Dataset records →
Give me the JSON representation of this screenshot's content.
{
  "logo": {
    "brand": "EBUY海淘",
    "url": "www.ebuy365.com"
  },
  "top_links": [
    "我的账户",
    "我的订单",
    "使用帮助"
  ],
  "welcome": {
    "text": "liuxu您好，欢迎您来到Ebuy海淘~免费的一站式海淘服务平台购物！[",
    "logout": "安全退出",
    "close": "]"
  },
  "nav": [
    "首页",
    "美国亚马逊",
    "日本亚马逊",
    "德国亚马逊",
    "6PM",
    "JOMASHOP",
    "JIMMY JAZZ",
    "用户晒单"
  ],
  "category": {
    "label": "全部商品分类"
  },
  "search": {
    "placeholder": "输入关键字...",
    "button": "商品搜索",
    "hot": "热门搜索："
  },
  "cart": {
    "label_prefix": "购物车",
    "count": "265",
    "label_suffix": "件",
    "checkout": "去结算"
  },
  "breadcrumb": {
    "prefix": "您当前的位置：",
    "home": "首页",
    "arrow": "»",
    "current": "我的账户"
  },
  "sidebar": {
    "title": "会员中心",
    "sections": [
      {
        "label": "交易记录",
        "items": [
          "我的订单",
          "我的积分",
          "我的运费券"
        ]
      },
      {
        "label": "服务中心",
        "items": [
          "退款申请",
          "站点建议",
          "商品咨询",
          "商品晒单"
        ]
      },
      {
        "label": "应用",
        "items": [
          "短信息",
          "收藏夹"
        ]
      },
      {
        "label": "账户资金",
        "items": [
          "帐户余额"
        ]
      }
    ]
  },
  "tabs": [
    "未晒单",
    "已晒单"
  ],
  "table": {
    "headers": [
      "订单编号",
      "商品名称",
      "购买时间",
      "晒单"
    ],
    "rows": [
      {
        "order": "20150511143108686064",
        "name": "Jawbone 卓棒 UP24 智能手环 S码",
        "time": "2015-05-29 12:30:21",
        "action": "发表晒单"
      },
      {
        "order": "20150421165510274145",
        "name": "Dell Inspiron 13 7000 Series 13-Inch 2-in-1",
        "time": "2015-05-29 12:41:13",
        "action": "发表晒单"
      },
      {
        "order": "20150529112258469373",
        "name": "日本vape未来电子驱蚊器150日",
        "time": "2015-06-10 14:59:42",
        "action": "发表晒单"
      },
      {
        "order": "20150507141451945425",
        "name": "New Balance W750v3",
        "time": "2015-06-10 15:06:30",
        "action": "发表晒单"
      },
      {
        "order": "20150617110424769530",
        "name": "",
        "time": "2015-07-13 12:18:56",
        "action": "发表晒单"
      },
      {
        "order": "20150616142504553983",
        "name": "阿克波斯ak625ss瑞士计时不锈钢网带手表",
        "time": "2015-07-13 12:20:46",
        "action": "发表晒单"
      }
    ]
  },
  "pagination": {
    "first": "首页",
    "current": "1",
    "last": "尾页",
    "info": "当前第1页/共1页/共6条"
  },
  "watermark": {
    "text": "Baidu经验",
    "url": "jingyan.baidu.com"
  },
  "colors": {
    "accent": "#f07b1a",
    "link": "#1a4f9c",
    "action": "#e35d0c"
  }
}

The task →
Each line of the listing should be copied exactly.

Output for this exercise →
Give me the JSON representation of this screenshot's content.
{
  "logo": {
    "brand": "EBUY海淘",
    "url": "www.ebuy365.com"
  },
  "top_links": [
    "我的账户",
    "我的订单",
    "使用帮助"
  ],
  "welcome": {
    "text": "liuxu您好，欢迎您来到Ebuy海淘~免费的一站式海淘服务平台购物！[",
    "logout": "安全退出",
    "close": "]"
  },
  "nav": [
    "首页",
    "美国亚马逊",
    "日本亚马逊",
    "德国亚马逊",
    "6PM",
    "JOMASHOP",
    "JIMMY JAZZ",
    "用户晒单"
  ],
  "category": {
    "label": "全部商品分类"
  },
  "search": {
    "placeholder": "输入关键字...",
    "button": "商品搜索",
    "hot": "热门搜索："
  },
  "cart": {
    "label_prefix": "购物车",
    "count": "265",
    "label_suffix": "件",
    "checkout": "去结算"
  },
  "breadcrumb": {
    "prefix": "您当前的位置：",
    "home": "首页",
    "arrow": "»",
    "current": "我的账户"
  },
  "sidebar": {
    "title": "会员中心",
    "sections": [
      {
        "label": "交易记录",
        "items": [
          "我的订单",
          "我的积分",
          "我的运费券"
        ]
      },
      {
        "label": "服务中心",
        "items": [
          "退款申请",
          "站点建议",
          "商品咨询",
          "商品晒单"
        ]
      },
      {
        "label": "应用",
        "items": [
          "短信息",
          "收藏夹"
        ]
      },
      {
        "label": "账户资金",
        "items": [
          "帐户余额"
        ]
      }
    ]
  },
  "tabs": [
    "未晒单",
    "已晒单"
  ],
  "table": {
    "headers": [
      "订单编号",
      "商品名称",
      "购买时间",
      "晒单"
    ],
    "rows": [
      {
        "order": "20150511143108686064",
        "name": "Jawbone 卓棒 UP24 智能手环 S码",
        "time": "2015-05-29 12:30:21",
        "action": "发表晒单"
      },
      {
        "order": "20150421165510274145",
        "name": "Dell Inspiron 13 7000 Series 13-Inch 2-in-1",
        "time": "2015-05-29 12:41:13",
        "action": "发表晒单"
      },
      {
        "order": "20150529112258469373",
        "name": "日本vape未来电子驱蚊器150日",
        "time": "2015-06-10 14:59:42",
        "action": "发表晒单"
      },
      {
        "order": "20150507141451945425",
        "name": "New Balance W750v3",
        "time": "2015-06-10 15:06:30",
        "action": "发表晒单"
      },
      {
        "order": "20150617110424769530",
        "name": "",
        "time": "2015-07-13 12:18:56",
        "action": "发表晒单"
      },
      {
        "order": "20150616142504553983",
        "name": "阿克波斯ak625ss瑞士计时不锈钢网带手表",
        "time": "2015-07-13 12:20:46",
        "action": "发表晒单"
      }
    ]
  },
  "pagination": {
    "first": "首页",
    "current": "1",
    "last": "尾页",
    "info": "当前第1页/共1页/共6条"
  },
  "watermark": {
    "text": "Baidu经验",
    "url": "jingyan.baidu.com"
  },
  "colors": {
    "accent": "#f07b1a",
    "link": "#1a4f9c",
    "action": "#e35d0c"
  }
}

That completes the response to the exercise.